**WORK INSTRUCTIONS:**
Reproduce every one of the following items line for line, without any changes.
+ + + + + + +
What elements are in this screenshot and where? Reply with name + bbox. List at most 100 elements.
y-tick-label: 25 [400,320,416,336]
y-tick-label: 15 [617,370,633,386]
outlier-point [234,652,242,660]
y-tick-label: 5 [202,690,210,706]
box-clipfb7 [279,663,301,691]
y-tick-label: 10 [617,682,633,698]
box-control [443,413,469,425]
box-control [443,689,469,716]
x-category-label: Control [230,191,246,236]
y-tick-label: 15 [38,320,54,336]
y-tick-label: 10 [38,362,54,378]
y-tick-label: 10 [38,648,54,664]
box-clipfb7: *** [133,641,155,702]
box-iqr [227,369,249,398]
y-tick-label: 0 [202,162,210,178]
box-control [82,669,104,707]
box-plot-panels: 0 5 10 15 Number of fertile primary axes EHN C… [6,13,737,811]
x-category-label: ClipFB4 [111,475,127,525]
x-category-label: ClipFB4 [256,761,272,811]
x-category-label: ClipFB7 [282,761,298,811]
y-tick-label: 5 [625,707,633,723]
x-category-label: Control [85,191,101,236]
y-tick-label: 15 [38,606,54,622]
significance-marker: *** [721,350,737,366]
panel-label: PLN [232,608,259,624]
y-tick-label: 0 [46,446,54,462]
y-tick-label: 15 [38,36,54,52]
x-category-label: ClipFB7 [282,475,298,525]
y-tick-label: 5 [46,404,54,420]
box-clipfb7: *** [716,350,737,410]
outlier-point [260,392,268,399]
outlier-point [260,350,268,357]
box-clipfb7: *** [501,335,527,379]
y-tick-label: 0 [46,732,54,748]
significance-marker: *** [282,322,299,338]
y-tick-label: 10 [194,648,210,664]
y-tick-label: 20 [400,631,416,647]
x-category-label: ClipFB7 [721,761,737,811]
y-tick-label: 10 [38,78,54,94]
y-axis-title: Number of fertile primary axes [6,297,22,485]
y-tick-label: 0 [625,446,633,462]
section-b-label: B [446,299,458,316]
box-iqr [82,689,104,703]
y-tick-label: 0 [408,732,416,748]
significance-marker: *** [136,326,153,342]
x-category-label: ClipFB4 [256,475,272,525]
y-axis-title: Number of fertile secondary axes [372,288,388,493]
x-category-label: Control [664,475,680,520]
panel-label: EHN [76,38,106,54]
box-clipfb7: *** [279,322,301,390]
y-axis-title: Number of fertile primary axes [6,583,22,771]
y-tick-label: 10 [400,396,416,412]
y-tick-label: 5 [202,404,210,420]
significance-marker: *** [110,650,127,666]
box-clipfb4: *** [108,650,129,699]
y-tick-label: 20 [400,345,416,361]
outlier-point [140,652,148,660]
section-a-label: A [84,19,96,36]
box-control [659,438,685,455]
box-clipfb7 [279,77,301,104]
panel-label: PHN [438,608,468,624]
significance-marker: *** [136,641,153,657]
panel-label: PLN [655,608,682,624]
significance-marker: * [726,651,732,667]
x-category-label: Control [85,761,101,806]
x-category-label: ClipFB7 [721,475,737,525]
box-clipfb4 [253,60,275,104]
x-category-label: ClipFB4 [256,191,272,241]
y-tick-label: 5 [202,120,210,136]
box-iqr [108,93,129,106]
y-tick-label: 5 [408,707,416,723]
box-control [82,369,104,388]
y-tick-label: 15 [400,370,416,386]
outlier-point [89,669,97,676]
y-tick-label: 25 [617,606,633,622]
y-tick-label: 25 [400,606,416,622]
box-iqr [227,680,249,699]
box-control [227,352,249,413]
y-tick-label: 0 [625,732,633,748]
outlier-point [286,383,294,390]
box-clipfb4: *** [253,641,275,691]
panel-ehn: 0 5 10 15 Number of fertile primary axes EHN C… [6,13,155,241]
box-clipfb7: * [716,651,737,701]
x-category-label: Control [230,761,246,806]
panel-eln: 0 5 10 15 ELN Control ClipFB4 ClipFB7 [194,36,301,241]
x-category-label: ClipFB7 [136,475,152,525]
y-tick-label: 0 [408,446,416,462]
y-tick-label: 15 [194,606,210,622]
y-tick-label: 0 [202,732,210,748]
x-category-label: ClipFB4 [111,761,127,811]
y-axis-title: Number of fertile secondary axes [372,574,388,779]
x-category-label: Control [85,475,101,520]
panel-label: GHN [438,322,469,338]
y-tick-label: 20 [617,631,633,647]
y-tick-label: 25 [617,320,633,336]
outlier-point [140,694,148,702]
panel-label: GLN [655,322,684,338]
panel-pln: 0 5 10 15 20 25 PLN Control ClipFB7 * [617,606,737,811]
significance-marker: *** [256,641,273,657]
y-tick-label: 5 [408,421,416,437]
+ + + + + + +
**RESULT OF THIS EXERCISE:**
What elements are in this screenshot and where? Reply with name + bbox. List at most 100 elements.
y-tick-label: 25 [400,320,416,336]
y-tick-label: 15 [617,370,633,386]
outlier-point [234,652,242,660]
y-tick-label: 5 [202,690,210,706]
box-clipfb7 [279,663,301,691]
y-tick-label: 10 [617,682,633,698]
box-control [443,413,469,425]
box-control [443,689,469,716]
x-category-label: Control [230,191,246,236]
y-tick-label: 15 [38,320,54,336]
y-tick-label: 10 [38,362,54,378]
y-tick-label: 10 [38,648,54,664]
box-clipfb7: *** [133,641,155,702]
box-iqr [227,369,249,398]
y-tick-label: 0 [202,162,210,178]
box-control [82,669,104,707]
box-plot-panels: 0 5 10 15 Number of fertile primary axes EHN C… [6,13,737,811]
x-category-label: ClipFB4 [111,475,127,525]
x-category-label: ClipFB4 [256,761,272,811]
x-category-label: ClipFB7 [282,761,298,811]
y-tick-label: 5 [625,707,633,723]
x-category-label: Control [85,191,101,236]
y-tick-label: 15 [38,606,54,622]
significance-marker: *** [721,350,737,366]
panel-label: PLN [232,608,259,624]
y-tick-label: 0 [46,446,54,462]
y-tick-label: 15 [38,36,54,52]
x-category-label: ClipFB7 [282,475,298,525]
y-tick-label: 5 [46,404,54,420]
box-clipfb7: *** [716,350,737,410]
outlier-point [260,392,268,399]
outlier-point [260,350,268,357]
box-clipfb7: *** [501,335,527,379]
y-tick-label: 0 [46,732,54,748]
significance-marker: *** [282,322,299,338]
y-tick-label: 10 [194,648,210,664]
y-tick-label: 20 [400,631,416,647]
x-category-label: ClipFB7 [721,761,737,811]
y-tick-label: 10 [38,78,54,94]
y-axis-title: Number of fertile primary axes [6,297,22,485]
y-tick-label: 0 [625,446,633,462]
section-b-label: B [446,299,458,316]
box-iqr [82,689,104,703]
y-tick-label: 0 [408,732,416,748]
significance-marker: *** [136,326,153,342]
x-category-label: ClipFB4 [256,475,272,525]
y-axis-title: Number of fertile secondary axes [372,288,388,493]
x-category-label: Control [664,475,680,520]
panel-label: EHN [76,38,106,54]
box-clipfb7: *** [279,322,301,390]
y-axis-title: Number of fertile primary axes [6,583,22,771]
y-tick-label: 10 [400,396,416,412]
y-tick-label: 5 [202,404,210,420]
significance-marker: *** [110,650,127,666]
box-clipfb4: *** [108,650,129,699]
y-tick-label: 20 [400,345,416,361]
outlier-point [140,652,148,660]
section-a-label: A [84,19,96,36]
box-control [659,438,685,455]
box-clipfb7 [279,77,301,104]
panel-label: PHN [438,608,468,624]
significance-marker: *** [136,641,153,657]
panel-label: PLN [655,608,682,624]
significance-marker: * [726,651,732,667]
x-category-label: Control [85,761,101,806]
x-category-label: ClipFB7 [721,475,737,525]
box-clipfb4 [253,60,275,104]
x-category-label: ClipFB4 [256,191,272,241]
y-tick-label: 5 [202,120,210,136]
box-iqr [108,93,129,106]
y-tick-label: 5 [408,707,416,723]
box-control [82,369,104,388]
y-tick-label: 15 [400,370,416,386]
outlier-point [89,669,97,676]
y-tick-label: 25 [617,606,633,622]
y-tick-label: 25 [400,606,416,622]
box-iqr [227,680,249,699]
box-control [227,352,249,413]
y-tick-label: 0 [625,732,633,748]
outlier-point [286,383,294,390]
box-clipfb4: *** [253,641,275,691]
panel-ehn: 0 5 10 15 Number of fertile primary axes EHN C… [6,13,155,241]
box-clipfb7: * [716,651,737,701]
x-category-label: Control [230,761,246,806]
panel-eln: 0 5 10 15 ELN Control ClipFB4 ClipFB7 [194,36,301,241]
x-category-label: ClipFB7 [136,475,152,525]
y-tick-label: 0 [408,446,416,462]
y-tick-label: 15 [194,606,210,622]
y-tick-label: 0 [202,732,210,748]
x-category-label: ClipFB4 [111,761,127,811]
y-axis-title: Number of fertile secondary axes [372,574,388,779]
x-category-label: Control [85,475,101,520]
panel-label: GHN [438,322,469,338]
y-tick-label: 20 [617,631,633,647]
y-tick-label: 25 [617,320,633,336]
outlier-point [140,694,148,702]
panel-label: GLN [655,322,684,338]
panel-pln: 0 5 10 15 20 25 PLN Control ClipFB7 * [617,606,737,811]
significance-marker: *** [256,641,273,657]
y-tick-label: 5 [408,421,416,437]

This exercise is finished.